DOCUMENTO FONTE.
Accanto a Giuseppe Palma c'è Claudio Virtù, un altro ospite della
palazzina Laf. Ha anche scritto un libro, che racconta la storia dei 70
reclusi, le umiliazioni subite in due anni: Palazzina Laf. Mobbing: la
violenza del padrone (Edizioni Archita, Taranto). "Stare alla
Laf mi ha rovinato - racconta - ma ha rovinato anche la mia famiglia.
Molti dei nostri figli hanno dovuto rinunciare all'Università, perché ci
siamo indebitati. Dopo il sequestro della Palazzina siamo finiti in
cassa-integrazione e lo stipendio è stato ridotto di due terzi. In più
abbiamo dovuto sostenere le spese processuali".
"Il problema - continua Virtù - non è stato tanto la perdita del
posto di lavoro, quanto la perdita del lavoro. Ci è stata tolta la
dignità. I colleghi ci trattavano come appestati, a mensa non si
avvicinavano a noi. Una volta, a una messa pasquale, siamo stati
accompagnati da una scorta di vigilanti e tenuti isolati in una parte
della chiesa. Appena è finita la funzione siamo subito stati riportati
alla Laf. Insomma, ci trattavano come detenuti. E questo perché avevamo
svolto attività sindacale, perché non accettavamo di essere declassati da
impiegati a operai, o perché eravamo scomodi per qualche altro motivo. A
volte gridavamo, cantavamo la nostra rabbia dentro la palazzina, per
farci sentire da fuori".
Ma non è bastato per commuovere i capi. Solo le denunce alla Magistratura
hanno sbloccato la situazione e soltanto costretto da un sequestro
dell'edificio, Riva ha dovuto chiudere la Palazzina Laf nel 1999.
Mobbing
scientifico
Le indagini descrivono molte delle
tecniche usate dall'azienda
AN. SC.
La Palazzina Laf
viene aperta tra il 1997 e il 1998 quando 70 impiegati
"scomodi" dell'Ilva vi vengono confinati "in attesa di
nuova sistemazione". I sindacati metalmeccanici di categoria
denunciano la situazione e nel luglio del '98 le Commissioni lavoro del
Senato e attività produttive della Camera invitano Riva a chiudere la
Palazzina Laf. Non basta. Nel novembre dello stesso anno è il ministero
del lavoro a denunciare l'Ilva per le violazioni compiute nei confronti
dei lavoratori.
La svolta avviene nel '99, quando il procuratore aggiunto Franco Sebastio
decide il sequestro della struttura. Nel frattempo si è aperto un
processo contro Riva. Proprio in questi giorni vengono ascoltati gli
ultimi testimoni. Dopo l'estate parleranno gli avvocati di difesa e
accusa; la sentenza dovrebbe arrivare entro l'anno. L'accusa per Emilio
Riva, il figlio Claudio e altri dieci dirigenti dell'Ilva è di
"tentata violenza privata". Emilio e Claudio Riva, insieme ad
altri due dirigenti, sono accusati anche di frode processuale. Quando la
magistratura ordinò un'ispezione dei locali, nel novembre del '98,
l'azienda fece ridipingere i muri, riaggiustare prese e finestre,
scrivanie e sedie. Bisognava far vedere che gli impiegati stavano
"bene".

Voci di dati estratti
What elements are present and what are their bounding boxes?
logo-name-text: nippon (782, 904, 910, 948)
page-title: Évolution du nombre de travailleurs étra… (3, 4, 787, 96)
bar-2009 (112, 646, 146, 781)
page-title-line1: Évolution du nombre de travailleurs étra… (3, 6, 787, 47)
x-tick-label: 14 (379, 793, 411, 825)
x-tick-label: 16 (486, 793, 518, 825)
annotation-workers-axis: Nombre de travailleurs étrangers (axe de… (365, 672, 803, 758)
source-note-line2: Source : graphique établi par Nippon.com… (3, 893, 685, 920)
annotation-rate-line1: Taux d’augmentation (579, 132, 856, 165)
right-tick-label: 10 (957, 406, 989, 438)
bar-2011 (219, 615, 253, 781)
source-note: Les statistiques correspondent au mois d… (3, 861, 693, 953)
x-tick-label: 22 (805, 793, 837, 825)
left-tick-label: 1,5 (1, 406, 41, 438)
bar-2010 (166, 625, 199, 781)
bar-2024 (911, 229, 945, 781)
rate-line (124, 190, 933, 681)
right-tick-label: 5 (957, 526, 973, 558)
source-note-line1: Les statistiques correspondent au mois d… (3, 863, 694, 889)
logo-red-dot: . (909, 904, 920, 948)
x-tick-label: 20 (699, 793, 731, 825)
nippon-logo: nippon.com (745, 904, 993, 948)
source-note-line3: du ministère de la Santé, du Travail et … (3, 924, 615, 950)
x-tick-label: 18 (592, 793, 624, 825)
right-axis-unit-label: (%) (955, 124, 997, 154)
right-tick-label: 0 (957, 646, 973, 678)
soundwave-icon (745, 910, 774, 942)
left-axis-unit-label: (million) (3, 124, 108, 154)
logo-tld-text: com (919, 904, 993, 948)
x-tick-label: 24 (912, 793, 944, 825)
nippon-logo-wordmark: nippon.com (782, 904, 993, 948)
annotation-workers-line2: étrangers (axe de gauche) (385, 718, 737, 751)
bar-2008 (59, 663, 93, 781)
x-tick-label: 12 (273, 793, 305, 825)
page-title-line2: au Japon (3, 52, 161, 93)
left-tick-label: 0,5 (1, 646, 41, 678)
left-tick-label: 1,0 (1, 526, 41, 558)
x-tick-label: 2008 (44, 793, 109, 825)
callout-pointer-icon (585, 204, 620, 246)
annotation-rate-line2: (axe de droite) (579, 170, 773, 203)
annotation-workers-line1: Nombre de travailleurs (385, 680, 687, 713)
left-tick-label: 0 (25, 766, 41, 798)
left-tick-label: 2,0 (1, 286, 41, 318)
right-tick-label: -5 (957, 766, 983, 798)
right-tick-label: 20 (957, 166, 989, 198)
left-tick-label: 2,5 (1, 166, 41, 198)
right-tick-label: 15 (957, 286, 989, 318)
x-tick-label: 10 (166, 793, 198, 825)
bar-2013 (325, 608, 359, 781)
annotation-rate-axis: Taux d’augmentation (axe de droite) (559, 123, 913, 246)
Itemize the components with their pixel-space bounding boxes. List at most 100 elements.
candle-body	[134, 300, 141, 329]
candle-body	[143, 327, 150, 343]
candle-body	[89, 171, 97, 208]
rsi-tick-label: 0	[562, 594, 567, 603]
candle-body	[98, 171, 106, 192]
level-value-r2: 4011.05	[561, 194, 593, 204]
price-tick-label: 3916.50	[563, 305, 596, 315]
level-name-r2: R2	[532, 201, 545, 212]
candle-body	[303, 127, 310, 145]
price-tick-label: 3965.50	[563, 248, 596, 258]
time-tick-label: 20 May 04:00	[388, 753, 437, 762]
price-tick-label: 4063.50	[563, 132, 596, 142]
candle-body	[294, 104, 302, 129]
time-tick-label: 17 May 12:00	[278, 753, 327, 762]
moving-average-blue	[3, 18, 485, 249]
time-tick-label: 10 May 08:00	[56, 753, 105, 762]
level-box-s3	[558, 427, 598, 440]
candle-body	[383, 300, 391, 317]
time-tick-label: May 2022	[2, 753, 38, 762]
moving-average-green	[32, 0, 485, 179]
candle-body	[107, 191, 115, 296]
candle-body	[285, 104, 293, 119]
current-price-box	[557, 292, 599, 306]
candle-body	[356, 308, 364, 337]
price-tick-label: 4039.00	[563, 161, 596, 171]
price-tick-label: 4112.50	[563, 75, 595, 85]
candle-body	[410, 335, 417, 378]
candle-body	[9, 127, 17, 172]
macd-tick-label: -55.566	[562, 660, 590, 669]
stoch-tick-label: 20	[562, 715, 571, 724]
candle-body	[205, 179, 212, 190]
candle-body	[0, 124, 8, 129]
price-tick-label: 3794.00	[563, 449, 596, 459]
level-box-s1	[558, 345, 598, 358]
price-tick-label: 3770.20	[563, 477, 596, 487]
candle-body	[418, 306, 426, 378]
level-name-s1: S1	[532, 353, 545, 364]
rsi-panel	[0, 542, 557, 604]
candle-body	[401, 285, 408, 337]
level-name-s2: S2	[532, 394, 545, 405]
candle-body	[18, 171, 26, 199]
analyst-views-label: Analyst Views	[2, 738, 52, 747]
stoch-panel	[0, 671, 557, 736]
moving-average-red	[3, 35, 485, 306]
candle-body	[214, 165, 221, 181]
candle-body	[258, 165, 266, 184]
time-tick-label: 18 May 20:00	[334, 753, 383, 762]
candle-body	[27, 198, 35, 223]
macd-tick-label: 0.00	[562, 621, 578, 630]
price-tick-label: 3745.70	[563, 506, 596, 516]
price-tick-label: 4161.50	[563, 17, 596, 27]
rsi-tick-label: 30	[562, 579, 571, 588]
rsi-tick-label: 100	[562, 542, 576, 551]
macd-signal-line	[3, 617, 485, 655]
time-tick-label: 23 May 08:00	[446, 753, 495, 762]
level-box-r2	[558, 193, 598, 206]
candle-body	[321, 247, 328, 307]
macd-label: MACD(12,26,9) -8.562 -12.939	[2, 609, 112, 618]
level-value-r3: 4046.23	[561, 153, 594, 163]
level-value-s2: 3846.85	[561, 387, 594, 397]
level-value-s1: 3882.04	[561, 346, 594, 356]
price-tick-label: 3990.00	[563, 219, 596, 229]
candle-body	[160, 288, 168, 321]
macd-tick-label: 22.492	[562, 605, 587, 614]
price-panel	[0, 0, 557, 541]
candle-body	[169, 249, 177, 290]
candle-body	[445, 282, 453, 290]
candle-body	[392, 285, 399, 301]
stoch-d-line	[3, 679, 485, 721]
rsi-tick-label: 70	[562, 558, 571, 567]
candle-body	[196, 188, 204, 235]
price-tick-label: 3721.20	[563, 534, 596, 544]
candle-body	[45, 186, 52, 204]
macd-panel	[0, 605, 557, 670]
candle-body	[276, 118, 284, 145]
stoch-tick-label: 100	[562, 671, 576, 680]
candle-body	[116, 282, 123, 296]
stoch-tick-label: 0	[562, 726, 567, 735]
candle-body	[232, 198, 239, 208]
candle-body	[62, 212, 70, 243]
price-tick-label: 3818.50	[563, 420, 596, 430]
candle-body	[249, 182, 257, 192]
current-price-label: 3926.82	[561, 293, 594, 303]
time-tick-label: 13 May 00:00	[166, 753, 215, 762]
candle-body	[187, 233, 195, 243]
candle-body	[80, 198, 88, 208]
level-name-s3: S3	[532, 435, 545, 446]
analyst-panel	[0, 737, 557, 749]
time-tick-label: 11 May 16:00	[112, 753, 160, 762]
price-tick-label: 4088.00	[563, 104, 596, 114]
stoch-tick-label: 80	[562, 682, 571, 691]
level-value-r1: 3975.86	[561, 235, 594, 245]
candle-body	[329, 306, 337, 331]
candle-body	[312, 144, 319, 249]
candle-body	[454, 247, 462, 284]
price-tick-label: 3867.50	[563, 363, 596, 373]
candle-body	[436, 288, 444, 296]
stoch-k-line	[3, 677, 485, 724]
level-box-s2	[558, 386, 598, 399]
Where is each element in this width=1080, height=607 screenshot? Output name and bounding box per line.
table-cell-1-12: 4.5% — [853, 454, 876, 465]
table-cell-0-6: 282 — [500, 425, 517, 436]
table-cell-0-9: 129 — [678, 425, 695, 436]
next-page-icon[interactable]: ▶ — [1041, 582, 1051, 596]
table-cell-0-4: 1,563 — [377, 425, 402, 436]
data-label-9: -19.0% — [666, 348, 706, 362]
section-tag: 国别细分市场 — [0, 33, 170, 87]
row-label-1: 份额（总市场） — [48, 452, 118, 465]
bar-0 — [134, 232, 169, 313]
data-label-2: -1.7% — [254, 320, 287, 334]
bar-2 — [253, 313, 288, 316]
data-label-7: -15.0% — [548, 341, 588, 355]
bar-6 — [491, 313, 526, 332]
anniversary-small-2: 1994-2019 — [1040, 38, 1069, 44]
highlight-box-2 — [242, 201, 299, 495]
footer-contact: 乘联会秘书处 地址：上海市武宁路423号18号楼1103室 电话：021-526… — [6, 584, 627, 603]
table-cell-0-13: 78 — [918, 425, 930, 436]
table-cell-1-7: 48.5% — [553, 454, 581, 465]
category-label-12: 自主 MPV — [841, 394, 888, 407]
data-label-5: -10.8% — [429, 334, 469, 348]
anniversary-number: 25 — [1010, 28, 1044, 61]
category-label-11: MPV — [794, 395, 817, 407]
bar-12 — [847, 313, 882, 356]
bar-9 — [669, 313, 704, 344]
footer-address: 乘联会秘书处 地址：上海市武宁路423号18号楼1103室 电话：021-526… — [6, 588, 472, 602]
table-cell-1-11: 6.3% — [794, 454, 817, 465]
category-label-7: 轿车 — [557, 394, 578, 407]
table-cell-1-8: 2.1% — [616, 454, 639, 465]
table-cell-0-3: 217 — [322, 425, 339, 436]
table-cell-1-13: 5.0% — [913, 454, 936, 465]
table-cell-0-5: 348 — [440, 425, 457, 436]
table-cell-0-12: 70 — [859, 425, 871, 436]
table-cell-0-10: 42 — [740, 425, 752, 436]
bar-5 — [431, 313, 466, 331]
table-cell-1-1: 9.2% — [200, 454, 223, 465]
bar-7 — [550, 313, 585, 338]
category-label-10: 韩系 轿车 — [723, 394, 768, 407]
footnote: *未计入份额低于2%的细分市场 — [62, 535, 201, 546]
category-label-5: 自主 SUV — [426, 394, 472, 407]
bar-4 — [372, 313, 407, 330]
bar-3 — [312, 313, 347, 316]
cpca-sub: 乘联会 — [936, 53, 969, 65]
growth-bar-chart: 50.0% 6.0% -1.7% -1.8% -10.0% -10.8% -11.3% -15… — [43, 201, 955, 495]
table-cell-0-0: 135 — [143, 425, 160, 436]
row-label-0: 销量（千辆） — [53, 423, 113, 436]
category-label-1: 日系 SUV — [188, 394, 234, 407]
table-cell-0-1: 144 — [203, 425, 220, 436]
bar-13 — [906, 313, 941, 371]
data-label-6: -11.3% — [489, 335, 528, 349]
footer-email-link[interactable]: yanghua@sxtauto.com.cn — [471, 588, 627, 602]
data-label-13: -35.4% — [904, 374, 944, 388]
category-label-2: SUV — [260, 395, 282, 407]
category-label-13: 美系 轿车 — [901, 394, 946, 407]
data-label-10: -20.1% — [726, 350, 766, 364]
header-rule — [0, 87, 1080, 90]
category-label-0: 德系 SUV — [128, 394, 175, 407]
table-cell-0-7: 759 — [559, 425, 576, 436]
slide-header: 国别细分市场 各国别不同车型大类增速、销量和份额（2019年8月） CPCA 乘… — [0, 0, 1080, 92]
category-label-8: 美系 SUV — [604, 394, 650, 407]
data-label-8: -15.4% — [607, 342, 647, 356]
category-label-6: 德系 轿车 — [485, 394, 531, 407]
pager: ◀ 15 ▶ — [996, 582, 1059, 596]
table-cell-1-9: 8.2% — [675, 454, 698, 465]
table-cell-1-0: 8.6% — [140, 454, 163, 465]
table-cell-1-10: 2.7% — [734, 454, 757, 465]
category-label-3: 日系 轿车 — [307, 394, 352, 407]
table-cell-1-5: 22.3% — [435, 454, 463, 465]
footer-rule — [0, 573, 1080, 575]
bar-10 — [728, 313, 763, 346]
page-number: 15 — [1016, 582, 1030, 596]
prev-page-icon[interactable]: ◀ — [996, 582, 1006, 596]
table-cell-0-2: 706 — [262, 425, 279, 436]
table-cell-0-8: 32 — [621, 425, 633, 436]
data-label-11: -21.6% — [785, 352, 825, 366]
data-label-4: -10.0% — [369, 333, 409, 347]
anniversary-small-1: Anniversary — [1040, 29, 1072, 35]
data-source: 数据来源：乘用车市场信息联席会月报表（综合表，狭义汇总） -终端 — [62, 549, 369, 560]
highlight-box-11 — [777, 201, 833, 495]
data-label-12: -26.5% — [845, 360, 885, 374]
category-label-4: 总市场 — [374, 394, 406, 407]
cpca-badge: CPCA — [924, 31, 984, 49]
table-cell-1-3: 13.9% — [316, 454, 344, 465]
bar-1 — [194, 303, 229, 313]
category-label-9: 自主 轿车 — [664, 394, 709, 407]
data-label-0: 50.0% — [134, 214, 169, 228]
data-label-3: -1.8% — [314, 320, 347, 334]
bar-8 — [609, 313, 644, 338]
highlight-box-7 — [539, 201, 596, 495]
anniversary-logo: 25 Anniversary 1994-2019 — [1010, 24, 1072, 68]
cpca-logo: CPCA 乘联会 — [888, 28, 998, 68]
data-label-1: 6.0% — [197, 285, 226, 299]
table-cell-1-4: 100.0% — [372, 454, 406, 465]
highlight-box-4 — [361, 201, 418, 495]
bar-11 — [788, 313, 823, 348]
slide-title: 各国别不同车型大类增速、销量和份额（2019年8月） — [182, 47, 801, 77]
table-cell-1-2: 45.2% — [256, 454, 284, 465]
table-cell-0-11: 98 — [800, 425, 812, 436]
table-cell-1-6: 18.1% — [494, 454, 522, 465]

DETTAGLI ESERCIZIO.
Secondo il testo sulla Palazzina Laf, in quale anno Riva dovette chiudere la palazzina e che cosa lo costrinse a farlo?

SOLUZIONE ESERCIZIO.
Nel 1999, costretto da un sequestro dell'edificio.